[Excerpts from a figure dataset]
>> Begin
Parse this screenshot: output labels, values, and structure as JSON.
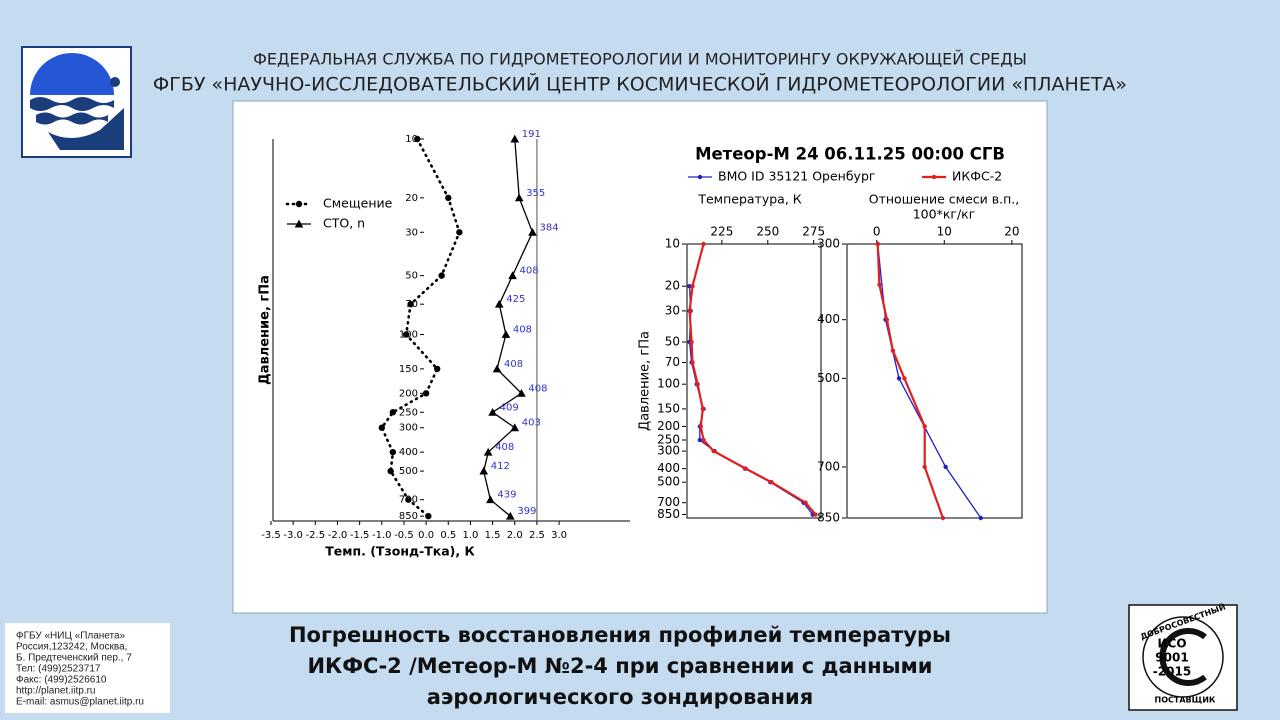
{
  "header": {
    "line1": "ФЕДЕРАЛЬНАЯ СЛУЖБА ПО ГИДРОМЕТЕОРОЛОГИИ И МОНИТОРИНГУ ОКРУЖАЮЩЕЙ СРЕДЫ",
    "line2": "ФГБУ «НАУЧНО-ИССЛЕДОВАТЕЛЬСКИЙ ЦЕНТР КОСМИЧЕСКОЙ ГИДРОМЕТЕОРОЛОГИИ «ПЛАНЕТА»"
  },
  "caption": [
    "Погрешность восстановления профилей температуры",
    "ИКФС-2 /Метеор-М №2-4 при сравнении с данными",
    "аэрологического зондирования"
  ],
  "contacts": [
    "ФГБУ «НИЦ «Планета»",
    "Россия,123242, Москва,",
    "Б. Предтеченский пер., 7",
    "Тел:   (499)2523717",
    "Факс: (499)2526610",
    "http://planet.iitp.ru",
    "E-mail: asmus@planet.iitp.ru"
  ],
  "certificate": {
    "top": "ДОБРОСОВЕСТНЫЙ",
    "lines": [
      "ИСО",
      "9001",
      "-2015"
    ],
    "bottom": "ПОСТАВЩИК"
  },
  "chart_data": [
    {
      "type": "line",
      "ylabel": "Давление, гПа",
      "xlabel": "Темп. (Тзонд-Тка), К",
      "y_scale": "log",
      "y_reversed": true,
      "ylim": [
        10,
        900
      ],
      "yticks": [
        10,
        20,
        30,
        50,
        70,
        100,
        150,
        200,
        250,
        300,
        400,
        500,
        700,
        850
      ],
      "xlim": [
        -3.5,
        4.6
      ],
      "xticks": [
        -3.5,
        {
          "value": -3,
          "label": "-3.0"
        },
        -2.5,
        {
          "value": -2,
          "label": "-2.0"
        },
        -1.5,
        {
          "value": -1,
          "label": "-1.0"
        },
        -0.5,
        {
          "value": 0,
          "label": "0.0"
        },
        0.5,
        {
          "value": 1,
          "label": "1.0"
        },
        1.5,
        {
          "value": 2,
          "label": "2.0"
        },
        2.5,
        {
          "value": 3,
          "label": "3.0"
        }
      ],
      "vline": 2.5,
      "legend": "upper left",
      "y": [
        10,
        20,
        30,
        50,
        70,
        100,
        150,
        200,
        250,
        300,
        400,
        500,
        700,
        850
      ],
      "series": [
        {
          "name": "Смещение",
          "color": "#000000",
          "linestyle": "dotted",
          "marker": "circle",
          "values": [
            -0.2,
            0.5,
            0.75,
            0.35,
            -0.35,
            -0.45,
            0.25,
            0.0,
            -0.75,
            -1.0,
            -0.75,
            -0.8,
            -0.4,
            0.05
          ]
        },
        {
          "name": "СТО, n",
          "color": "#000000",
          "linestyle": "solid",
          "marker": "triangle",
          "values": [
            2.0,
            2.1,
            2.4,
            1.95,
            1.65,
            1.8,
            1.6,
            2.15,
            1.5,
            2.0,
            1.4,
            1.3,
            1.45,
            1.9
          ],
          "counts": [
            191,
            355,
            384,
            408,
            425,
            408,
            408,
            408,
            409,
            403,
            408,
            412,
            439,
            399
          ],
          "counts_color": "#3333cc"
        }
      ]
    },
    {
      "type": "line",
      "title": "Метеор-М 24 06.11.25 00:00 СГВ",
      "ylabel": "Давление, гПа",
      "xlabel": [
        "Температура, К"
      ],
      "y_scale": "log",
      "y_reversed": true,
      "ylim": [
        10,
        900
      ],
      "yticks": [
        10,
        20,
        30,
        50,
        70,
        100,
        150,
        200,
        250,
        300,
        400,
        500,
        700,
        850
      ],
      "xlim": [
        206,
        279
      ],
      "xticks": [
        225,
        250,
        275
      ],
      "legend": "upper center",
      "y": [
        10,
        20,
        30,
        50,
        70,
        100,
        150,
        200,
        250,
        300,
        400,
        500,
        700,
        850
      ],
      "series": [
        {
          "name": "ВМО ID 35121 Оренбург",
          "color": "#1f1fcc",
          "linestyle": "solid",
          "marker": "dot",
          "values": [
            null,
            207.4,
            208,
            207.4,
            208.5,
            211.3,
            215,
            213,
            213,
            221,
            237.6,
            251.4,
            269.5,
            274.5
          ]
        },
        {
          "name": "ИКФС-2",
          "color": "#e02020",
          "linestyle": "thick",
          "marker": "dot",
          "values": [
            215,
            209,
            207.4,
            208.5,
            209,
            211.8,
            214.6,
            213.5,
            215,
            220.5,
            238,
            252,
            270.6,
            276
          ]
        }
      ]
    },
    {
      "type": "line",
      "xlabel": [
        "Отношение смеси в.п.,",
        "100*кг/кг"
      ],
      "y_scale": "log",
      "y_reversed": true,
      "ylim": [
        300,
        850
      ],
      "yticks": [
        300,
        400,
        500,
        700,
        850
      ],
      "xlim": [
        -4.4,
        21.5
      ],
      "xticks": [
        0,
        10,
        20
      ],
      "series": [
        {
          "color": "#1f1fcc",
          "linestyle": "solid",
          "marker": "dot",
          "y": [
            300,
            400,
            500,
            700,
            850
          ],
          "values": [
            0.15,
            1.3,
            3.3,
            10.2,
            15.4
          ]
        },
        {
          "color": "#e02020",
          "linestyle": "thick",
          "marker": "dot",
          "y": [
            300,
            350,
            400,
            450,
            500,
            600,
            700,
            850
          ],
          "values": [
            0.15,
            0.4,
            1.5,
            2.4,
            4.1,
            7.1,
            7.1,
            9.8
          ]
        }
      ]
    }
  ]
}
>> End
__Short exercise__.
Nothing in the entries above should change when they are printed again, except that the pictures are dropped.

__Result of the task__.
Parse this screenshot: output labels, values, and structure as JSON.
{
  "header": {
    "line1": "ФЕДЕРАЛЬНАЯ СЛУЖБА ПО ГИДРОМЕТЕОРОЛОГИИ И МОНИТОРИНГУ ОКРУЖАЮЩЕЙ СРЕДЫ",
    "line2": "ФГБУ «НАУЧНО-ИССЛЕДОВАТЕЛЬСКИЙ ЦЕНТР КОСМИЧЕСКОЙ ГИДРОМЕТЕОРОЛОГИИ «ПЛАНЕТА»"
  },
  "caption": [
    "Погрешность восстановления профилей температуры",
    "ИКФС-2 /Метеор-М №2-4 при сравнении с данными",
    "аэрологического зондирования"
  ],
  "contacts": [
    "ФГБУ «НИЦ «Планета»",
    "Россия,123242, Москва,",
    "Б. Предтеченский пер., 7",
    "Тел:   (499)2523717",
    "Факс: (499)2526610",
    "http://planet.iitp.ru",
    "E-mail: asmus@planet.iitp.ru"
  ],
  "certificate": {
    "top": "ДОБРОСОВЕСТНЫЙ",
    "lines": [
      "ИСО",
      "9001",
      "-2015"
    ],
    "bottom": "ПОСТАВЩИК"
  },
  "chart_data": [
    {
      "type": "line",
      "ylabel": "Давление, гПа",
      "xlabel": "Темп. (Тзонд-Тка), К",
      "y_scale": "log",
      "y_reversed": true,
      "ylim": [
        10,
        900
      ],
      "yticks": [
        10,
        20,
        30,
        50,
        70,
        100,
        150,
        200,
        250,
        300,
        400,
        500,
        700,
        850
      ],
      "xlim": [
        -3.5,
        4.6
      ],
      "xticks": [
        -3.5,
        {
          "value": -3,
          "label": "-3.0"
        },
        -2.5,
        {
          "value": -2,
          "label": "-2.0"
        },
        -1.5,
        {
          "value": -1,
          "label": "-1.0"
        },
        -0.5,
        {
          "value": 0,
          "label": "0.0"
        },
        0.5,
        {
          "value": 1,
          "label": "1.0"
        },
        1.5,
        {
          "value": 2,
          "label": "2.0"
        },
        2.5,
        {
          "value": 3,
          "label": "3.0"
        }
      ],
      "vline": 2.5,
      "legend": "upper left",
      "y": [
        10,
        20,
        30,
        50,
        70,
        100,
        150,
        200,
        250,
        300,
        400,
        500,
        700,
        850
      ],
      "series": [
        {
          "name": "Смещение",
          "color": "#000000",
          "linestyle": "dotted",
          "marker": "circle",
          "values": [
            -0.2,
            0.5,
            0.75,
            0.35,
            -0.35,
            -0.45,
            0.25,
            0.0,
            -0.75,
            -1.0,
            -0.75,
            -0.8,
            -0.4,
            0.05
          ]
        },
        {
          "name": "СТО, n",
          "color": "#000000",
          "linestyle": "solid",
          "marker": "triangle",
          "values": [
            2.0,
            2.1,
            2.4,
            1.95,
            1.65,
            1.8,
            1.6,
            2.15,
            1.5,
            2.0,
            1.4,
            1.3,
            1.45,
            1.9
          ],
          "counts": [
            191,
            355,
            384,
            408,
            425,
            408,
            408,
            408,
            409,
            403,
            408,
            412,
            439,
            399
          ],
          "counts_color": "#3333cc"
        }
      ]
    },
    {
      "type": "line",
      "title": "Метеор-М 24 06.11.25 00:00 СГВ",
      "ylabel": "Давление, гПа",
      "xlabel": [
        "Температура, К"
      ],
      "y_scale": "log",
      "y_reversed": true,
      "ylim": [
        10,
        900
      ],
      "yticks": [
        10,
        20,
        30,
        50,
        70,
        100,
        150,
        200,
        250,
        300,
        400,
        500,
        700,
        850
      ],
      "xlim": [
        206,
        279
      ],
      "xticks": [
        225,
        250,
        275
      ],
      "legend": "upper center",
      "y": [
        10,
        20,
        30,
        50,
        70,
        100,
        150,
        200,
        250,
        300,
        400,
        500,
        700,
        850
      ],
      "series": [
        {
          "name": "ВМО ID 35121 Оренбург",
          "color": "#1f1fcc",
          "linestyle": "solid",
          "marker": "dot",
          "values": [
            null,
            207.4,
            208,
            207.4,
            208.5,
            211.3,
            215,
            213,
            213,
            221,
            237.6,
            251.4,
            269.5,
            274.5
          ]
        },
        {
          "name": "ИКФС-2",
          "color": "#e02020",
          "linestyle": "thick",
          "marker": "dot",
          "values": [
            215,
            209,
            207.4,
            208.5,
            209,
            211.8,
            214.6,
            213.5,
            215,
            220.5,
            238,
            252,
            270.6,
            276
          ]
        }
      ]
    },
    {
      "type": "line",
      "xlabel": [
        "Отношение смеси в.п.,",
        "100*кг/кг"
      ],
      "y_scale": "log",
      "y_reversed": true,
      "ylim": [
        300,
        850
      ],
      "yticks": [
        300,
        400,
        500,
        700,
        850
      ],
      "xlim": [
        -4.4,
        21.5
      ],
      "xticks": [
        0,
        10,
        20
      ],
      "series": [
        {
          "color": "#1f1fcc",
          "linestyle": "solid",
          "marker": "dot",
          "y": [
            300,
            400,
            500,
            700,
            850
          ],
          "values": [
            0.15,
            1.3,
            3.3,
            10.2,
            15.4
          ]
        },
        {
          "color": "#e02020",
          "linestyle": "thick",
          "marker": "dot",
          "y": [
            300,
            350,
            400,
            450,
            500,
            600,
            700,
            850
          ],
          "values": [
            0.15,
            0.4,
            1.5,
            2.4,
            4.1,
            7.1,
            7.1,
            9.8
          ]
        }
      ]
    }
  ]
}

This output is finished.